* _REQUIRED TASK_: Give a count of the lines below that have the string "financiamiento" in them, with no other words.

* _Dataset records_:

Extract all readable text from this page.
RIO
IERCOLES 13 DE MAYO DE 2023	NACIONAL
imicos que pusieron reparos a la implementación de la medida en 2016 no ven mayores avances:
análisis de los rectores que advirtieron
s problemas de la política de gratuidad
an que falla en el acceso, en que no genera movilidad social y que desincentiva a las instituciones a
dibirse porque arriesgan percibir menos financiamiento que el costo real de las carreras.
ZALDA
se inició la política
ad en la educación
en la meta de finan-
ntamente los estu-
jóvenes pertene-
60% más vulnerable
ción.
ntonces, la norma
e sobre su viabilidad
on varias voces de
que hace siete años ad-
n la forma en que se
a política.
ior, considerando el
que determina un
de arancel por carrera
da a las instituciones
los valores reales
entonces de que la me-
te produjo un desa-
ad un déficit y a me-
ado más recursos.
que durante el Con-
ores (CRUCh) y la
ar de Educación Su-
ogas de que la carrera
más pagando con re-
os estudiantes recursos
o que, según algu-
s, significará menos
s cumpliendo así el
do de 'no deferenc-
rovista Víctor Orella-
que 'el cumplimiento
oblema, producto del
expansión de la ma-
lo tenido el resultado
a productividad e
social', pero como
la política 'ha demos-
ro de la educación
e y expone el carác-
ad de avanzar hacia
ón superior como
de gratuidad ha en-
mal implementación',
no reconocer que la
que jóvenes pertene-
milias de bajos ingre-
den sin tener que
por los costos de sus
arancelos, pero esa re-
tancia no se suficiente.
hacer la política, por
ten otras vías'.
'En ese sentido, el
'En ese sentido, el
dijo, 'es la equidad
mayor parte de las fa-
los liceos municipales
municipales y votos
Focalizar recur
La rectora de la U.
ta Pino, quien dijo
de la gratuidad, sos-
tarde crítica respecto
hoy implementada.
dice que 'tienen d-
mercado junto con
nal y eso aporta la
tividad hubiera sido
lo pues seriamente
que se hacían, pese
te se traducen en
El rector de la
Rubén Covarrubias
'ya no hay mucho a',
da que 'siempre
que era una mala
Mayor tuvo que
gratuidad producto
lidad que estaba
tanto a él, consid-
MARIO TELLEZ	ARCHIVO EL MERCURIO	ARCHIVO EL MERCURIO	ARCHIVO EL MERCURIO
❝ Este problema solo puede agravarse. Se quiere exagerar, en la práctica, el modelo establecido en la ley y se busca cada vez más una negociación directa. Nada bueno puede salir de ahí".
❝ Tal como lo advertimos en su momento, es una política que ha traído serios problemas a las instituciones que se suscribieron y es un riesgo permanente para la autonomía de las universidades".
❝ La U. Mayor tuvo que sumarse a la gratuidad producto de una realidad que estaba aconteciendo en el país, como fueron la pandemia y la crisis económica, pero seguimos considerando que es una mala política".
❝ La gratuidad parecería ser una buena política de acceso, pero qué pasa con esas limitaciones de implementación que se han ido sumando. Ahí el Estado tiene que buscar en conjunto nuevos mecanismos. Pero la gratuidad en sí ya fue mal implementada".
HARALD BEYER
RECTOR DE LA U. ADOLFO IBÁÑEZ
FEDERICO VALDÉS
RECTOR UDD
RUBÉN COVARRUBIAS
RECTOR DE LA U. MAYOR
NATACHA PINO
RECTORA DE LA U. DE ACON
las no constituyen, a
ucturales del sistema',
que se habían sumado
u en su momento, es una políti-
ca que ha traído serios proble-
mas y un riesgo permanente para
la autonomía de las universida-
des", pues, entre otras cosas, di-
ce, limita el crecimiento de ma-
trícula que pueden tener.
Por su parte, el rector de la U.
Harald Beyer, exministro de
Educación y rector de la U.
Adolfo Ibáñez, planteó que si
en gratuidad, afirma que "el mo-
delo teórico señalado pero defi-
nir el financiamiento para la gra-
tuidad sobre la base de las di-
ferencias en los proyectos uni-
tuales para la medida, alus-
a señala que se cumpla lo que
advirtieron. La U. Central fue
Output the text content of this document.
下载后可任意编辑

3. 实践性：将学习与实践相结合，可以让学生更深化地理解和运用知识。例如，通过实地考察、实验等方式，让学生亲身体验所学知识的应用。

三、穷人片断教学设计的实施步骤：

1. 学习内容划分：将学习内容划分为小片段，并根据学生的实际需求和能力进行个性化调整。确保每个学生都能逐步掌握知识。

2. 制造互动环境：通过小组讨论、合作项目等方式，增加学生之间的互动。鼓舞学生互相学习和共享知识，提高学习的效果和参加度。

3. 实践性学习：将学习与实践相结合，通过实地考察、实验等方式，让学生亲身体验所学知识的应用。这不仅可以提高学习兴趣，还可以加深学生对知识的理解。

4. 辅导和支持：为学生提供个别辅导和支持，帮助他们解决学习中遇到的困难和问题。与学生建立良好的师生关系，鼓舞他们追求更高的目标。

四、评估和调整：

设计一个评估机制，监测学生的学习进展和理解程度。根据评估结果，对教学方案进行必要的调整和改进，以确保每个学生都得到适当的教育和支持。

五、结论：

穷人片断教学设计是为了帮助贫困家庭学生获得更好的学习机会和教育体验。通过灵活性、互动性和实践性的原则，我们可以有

* _ANSWER_: 2